■ EXERCISE INPUT

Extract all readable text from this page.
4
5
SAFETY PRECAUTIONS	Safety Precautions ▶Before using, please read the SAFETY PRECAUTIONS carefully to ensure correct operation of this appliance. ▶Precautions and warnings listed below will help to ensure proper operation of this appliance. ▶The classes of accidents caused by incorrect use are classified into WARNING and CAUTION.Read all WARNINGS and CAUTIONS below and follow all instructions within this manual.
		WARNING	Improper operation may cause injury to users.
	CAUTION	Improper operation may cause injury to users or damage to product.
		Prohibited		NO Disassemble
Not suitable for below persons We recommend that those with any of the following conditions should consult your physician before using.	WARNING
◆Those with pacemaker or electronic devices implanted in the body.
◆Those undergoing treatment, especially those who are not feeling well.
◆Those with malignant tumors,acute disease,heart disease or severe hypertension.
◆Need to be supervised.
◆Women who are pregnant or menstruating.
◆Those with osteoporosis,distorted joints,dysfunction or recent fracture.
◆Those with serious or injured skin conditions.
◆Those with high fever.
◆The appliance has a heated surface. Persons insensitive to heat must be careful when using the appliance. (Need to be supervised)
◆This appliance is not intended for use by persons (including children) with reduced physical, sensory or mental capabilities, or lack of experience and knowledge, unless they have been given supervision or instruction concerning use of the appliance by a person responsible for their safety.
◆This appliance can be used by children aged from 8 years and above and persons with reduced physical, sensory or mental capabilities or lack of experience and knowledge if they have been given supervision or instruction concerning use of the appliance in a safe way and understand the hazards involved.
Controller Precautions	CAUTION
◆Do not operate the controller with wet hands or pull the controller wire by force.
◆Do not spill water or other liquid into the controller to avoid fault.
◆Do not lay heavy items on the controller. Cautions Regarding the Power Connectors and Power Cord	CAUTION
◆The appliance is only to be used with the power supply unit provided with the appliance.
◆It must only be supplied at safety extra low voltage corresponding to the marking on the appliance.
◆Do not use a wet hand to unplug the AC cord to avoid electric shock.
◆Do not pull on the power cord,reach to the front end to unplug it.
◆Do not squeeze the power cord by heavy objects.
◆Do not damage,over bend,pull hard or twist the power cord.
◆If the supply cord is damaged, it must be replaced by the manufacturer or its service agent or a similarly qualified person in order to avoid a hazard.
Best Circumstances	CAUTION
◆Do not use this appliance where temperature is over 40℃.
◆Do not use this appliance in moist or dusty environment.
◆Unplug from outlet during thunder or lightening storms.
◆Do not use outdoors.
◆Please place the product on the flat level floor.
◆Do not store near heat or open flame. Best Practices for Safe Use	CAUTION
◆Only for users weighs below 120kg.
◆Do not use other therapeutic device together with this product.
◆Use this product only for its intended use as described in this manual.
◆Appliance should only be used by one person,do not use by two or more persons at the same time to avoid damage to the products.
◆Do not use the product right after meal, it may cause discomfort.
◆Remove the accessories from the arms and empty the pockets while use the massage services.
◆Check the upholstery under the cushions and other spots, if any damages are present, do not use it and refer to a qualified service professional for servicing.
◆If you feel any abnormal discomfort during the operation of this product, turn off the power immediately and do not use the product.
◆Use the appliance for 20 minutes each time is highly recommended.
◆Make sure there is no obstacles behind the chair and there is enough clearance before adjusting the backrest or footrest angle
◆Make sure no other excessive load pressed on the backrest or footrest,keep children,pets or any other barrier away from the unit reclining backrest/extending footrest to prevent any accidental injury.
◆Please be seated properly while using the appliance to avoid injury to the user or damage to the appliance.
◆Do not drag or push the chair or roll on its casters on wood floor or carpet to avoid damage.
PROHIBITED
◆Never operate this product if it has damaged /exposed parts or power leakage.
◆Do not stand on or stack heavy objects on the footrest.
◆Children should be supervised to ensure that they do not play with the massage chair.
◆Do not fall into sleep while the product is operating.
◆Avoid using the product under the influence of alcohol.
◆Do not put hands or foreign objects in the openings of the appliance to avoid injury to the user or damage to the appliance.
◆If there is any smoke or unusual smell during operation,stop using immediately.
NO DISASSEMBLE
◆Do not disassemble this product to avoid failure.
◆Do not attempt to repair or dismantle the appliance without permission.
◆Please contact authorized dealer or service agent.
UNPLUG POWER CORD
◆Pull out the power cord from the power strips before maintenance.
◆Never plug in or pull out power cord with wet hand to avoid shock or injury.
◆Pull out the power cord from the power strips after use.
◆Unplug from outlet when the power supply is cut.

■ EXERCISE GOAL
Keep every word as given and return the full listing.

■ ANSWER
Extract all readable text from this page.
4
5
SAFETY PRECAUTIONS	Safety Precautions ▶Before using, please read the SAFETY PRECAUTIONS carefully to ensure correct operation of this appliance. ▶Precautions and warnings listed below will help to ensure proper operation of this appliance. ▶The classes of accidents caused by incorrect use are classified into WARNING and CAUTION.Read all WARNINGS and CAUTIONS below and follow all instructions within this manual.
		WARNING	Improper operation may cause injury to users.
	CAUTION	Improper operation may cause injury to users or damage to product.
		Prohibited		NO Disassemble
Not suitable for below persons We recommend that those with any of the following conditions should consult your physician before using.	WARNING
◆Those with pacemaker or electronic devices implanted in the body.
◆Those undergoing treatment, especially those who are not feeling well.
◆Those with malignant tumors,acute disease,heart disease or severe hypertension.
◆Need to be supervised.
◆Women who are pregnant or menstruating.
◆Those with osteoporosis,distorted joints,dysfunction or recent fracture.
◆Those with serious or injured skin conditions.
◆Those with high fever.
◆The appliance has a heated surface. Persons insensitive to heat must be careful when using the appliance. (Need to be supervised)
◆This appliance is not intended for use by persons (including children) with reduced physical, sensory or mental capabilities, or lack of experience and knowledge, unless they have been given supervision or instruction concerning use of the appliance by a person responsible for their safety.
◆This appliance can be used by children aged from 8 years and above and persons with reduced physical, sensory or mental capabilities or lack of experience and knowledge if they have been given supervision or instruction concerning use of the appliance in a safe way and understand the hazards involved.
Controller Precautions	CAUTION
◆Do not operate the controller with wet hands or pull the controller wire by force.
◆Do not spill water or other liquid into the controller to avoid fault.
◆Do not lay heavy items on the controller. Cautions Regarding the Power Connectors and Power Cord	CAUTION
◆The appliance is only to be used with the power supply unit provided with the appliance.
◆It must only be supplied at safety extra low voltage corresponding to the marking on the appliance.
◆Do not use a wet hand to unplug the AC cord to avoid electric shock.
◆Do not pull on the power cord,reach to the front end to unplug it.
◆Do not squeeze the power cord by heavy objects.
◆Do not damage,over bend,pull hard or twist the power cord.
◆If the supply cord is damaged, it must be replaced by the manufacturer or its service agent or a similarly qualified person in order to avoid a hazard.
Best Circumstances	CAUTION
◆Do not use this appliance where temperature is over 40℃.
◆Do not use this appliance in moist or dusty environment.
◆Unplug from outlet during thunder or lightening storms.
◆Do not use outdoors.
◆Please place the product on the flat level floor.
◆Do not store near heat or open flame. Best Practices for Safe Use	CAUTION
◆Only for users weighs below 120kg.
◆Do not use other therapeutic device together with this product.
◆Use this product only for its intended use as described in this manual.
◆Appliance should only be used by one person,do not use by two or more persons at the same time to avoid damage to the products.
◆Do not use the product right after meal, it may cause discomfort.
◆Remove the accessories from the arms and empty the pockets while use the massage services.
◆Check the upholstery under the cushions and other spots, if any damages are present, do not use it and refer to a qualified service professional for servicing.
◆If you feel any abnormal discomfort during the operation of this product, turn off the power immediately and do not use the product.
◆Use the appliance for 20 minutes each time is highly recommended.
◆Make sure there is no obstacles behind the chair and there is enough clearance before adjusting the backrest or footrest angle
◆Make sure no other excessive load pressed on the backrest or footrest,keep children,pets or any other barrier away from the unit reclining backrest/extending footrest to prevent any accidental injury.
◆Please be seated properly while using the appliance to avoid injury to the user or damage to the appliance.
◆Do not drag or push the chair or roll on its casters on wood floor or carpet to avoid damage.
PROHIBITED
◆Never operate this product if it has damaged /exposed parts or power leakage.
◆Do not stand on or stack heavy objects on the footrest.
◆Children should be supervised to ensure that they do not play with the massage chair.
◆Do not fall into sleep while the product is operating.
◆Avoid using the product under the influence of alcohol.
◆Do not put hands or foreign objects in the openings of the appliance to avoid injury to the user or damage to the appliance.
◆If there is any smoke or unusual smell during operation,stop using immediately.
NO DISASSEMBLE
◆Do not disassemble this product to avoid failure.
◆Do not attempt to repair or dismantle the appliance without permission.
◆Please contact authorized dealer or service agent.
UNPLUG POWER CORD
◆Pull out the power cord from the power strips before maintenance.
◆Never plug in or pull out power cord with wet hand to avoid shock or injury.
◆Pull out the power cord from the power strips after use.
◆Unplug from outlet when the power supply is cut.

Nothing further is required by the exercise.